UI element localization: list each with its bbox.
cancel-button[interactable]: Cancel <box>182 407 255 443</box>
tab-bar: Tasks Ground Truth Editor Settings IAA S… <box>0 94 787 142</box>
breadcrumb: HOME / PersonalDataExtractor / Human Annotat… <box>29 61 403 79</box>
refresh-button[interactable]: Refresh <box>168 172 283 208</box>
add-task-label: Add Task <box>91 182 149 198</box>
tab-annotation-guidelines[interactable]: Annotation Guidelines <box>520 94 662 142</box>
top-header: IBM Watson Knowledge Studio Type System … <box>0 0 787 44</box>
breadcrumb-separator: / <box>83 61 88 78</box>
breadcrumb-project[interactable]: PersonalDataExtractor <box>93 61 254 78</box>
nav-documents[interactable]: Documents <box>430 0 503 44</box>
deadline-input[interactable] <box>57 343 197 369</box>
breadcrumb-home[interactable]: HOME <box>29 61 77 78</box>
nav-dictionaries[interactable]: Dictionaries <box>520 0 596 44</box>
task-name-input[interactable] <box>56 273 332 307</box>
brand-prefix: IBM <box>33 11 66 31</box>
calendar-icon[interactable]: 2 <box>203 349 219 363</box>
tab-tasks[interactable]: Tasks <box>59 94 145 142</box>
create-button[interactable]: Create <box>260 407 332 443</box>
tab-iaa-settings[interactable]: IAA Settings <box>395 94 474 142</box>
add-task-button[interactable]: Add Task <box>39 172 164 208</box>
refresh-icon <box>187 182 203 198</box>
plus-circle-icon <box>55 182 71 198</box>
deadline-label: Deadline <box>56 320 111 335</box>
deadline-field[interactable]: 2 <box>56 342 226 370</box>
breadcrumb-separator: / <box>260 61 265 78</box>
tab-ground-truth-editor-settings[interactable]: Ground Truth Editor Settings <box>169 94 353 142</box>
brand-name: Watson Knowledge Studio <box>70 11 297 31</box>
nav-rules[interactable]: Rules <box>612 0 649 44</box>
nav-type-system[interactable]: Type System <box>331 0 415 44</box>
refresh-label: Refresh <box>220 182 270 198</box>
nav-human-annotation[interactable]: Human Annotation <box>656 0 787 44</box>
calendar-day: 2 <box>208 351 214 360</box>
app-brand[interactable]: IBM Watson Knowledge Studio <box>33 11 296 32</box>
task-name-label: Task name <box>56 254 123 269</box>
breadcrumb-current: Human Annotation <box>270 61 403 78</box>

----------------------------------------

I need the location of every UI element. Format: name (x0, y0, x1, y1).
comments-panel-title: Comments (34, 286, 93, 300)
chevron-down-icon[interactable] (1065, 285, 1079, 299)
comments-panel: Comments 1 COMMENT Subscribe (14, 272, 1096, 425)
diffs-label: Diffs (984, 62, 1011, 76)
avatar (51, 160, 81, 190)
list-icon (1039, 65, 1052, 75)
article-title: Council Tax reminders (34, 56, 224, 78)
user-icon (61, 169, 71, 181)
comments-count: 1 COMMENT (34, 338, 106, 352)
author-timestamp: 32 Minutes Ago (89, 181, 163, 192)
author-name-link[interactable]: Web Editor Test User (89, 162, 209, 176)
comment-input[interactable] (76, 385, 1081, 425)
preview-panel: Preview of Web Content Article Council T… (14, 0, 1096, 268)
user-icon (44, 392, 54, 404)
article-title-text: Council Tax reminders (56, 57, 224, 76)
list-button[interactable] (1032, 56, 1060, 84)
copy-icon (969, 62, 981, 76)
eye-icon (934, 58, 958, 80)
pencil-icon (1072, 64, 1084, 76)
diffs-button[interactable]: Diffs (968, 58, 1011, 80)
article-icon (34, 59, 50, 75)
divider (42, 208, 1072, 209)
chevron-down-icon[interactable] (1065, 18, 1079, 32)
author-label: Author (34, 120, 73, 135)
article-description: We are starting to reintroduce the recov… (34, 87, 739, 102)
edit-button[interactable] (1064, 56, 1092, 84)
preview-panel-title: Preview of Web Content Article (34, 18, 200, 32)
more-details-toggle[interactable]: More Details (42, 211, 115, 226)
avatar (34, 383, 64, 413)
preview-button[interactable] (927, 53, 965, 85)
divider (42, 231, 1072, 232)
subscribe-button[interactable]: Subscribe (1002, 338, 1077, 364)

----------------------------------------

Task requirements
Rename "Watson Knowledge Studio" to "Knowledge Studio" in the lines that open with the line containing "UI element localization: list" and close with the line containing "breadcrumb-separator: / <box>83". Give back only those lines, with everything else left unchanged.

Worked answer
UI element localization: list each with its bbox.
cancel-button[interactable]: Cancel <box>182 407 255 443</box>
tab-bar: Tasks Ground Truth Editor Settings IAA S… <box>0 94 787 142</box>
breadcrumb: HOME / PersonalDataExtractor / Human Annotat… <box>29 61 403 79</box>
refresh-button[interactable]: Refresh <box>168 172 283 208</box>
add-task-label: Add Task <box>91 182 149 198</box>
tab-annotation-guidelines[interactable]: Annotation Guidelines <box>520 94 662 142</box>
top-header: IBM Knowledge Studio Type System … <box>0 0 787 44</box>
breadcrumb-separator: / <box>83 61 88 78</box>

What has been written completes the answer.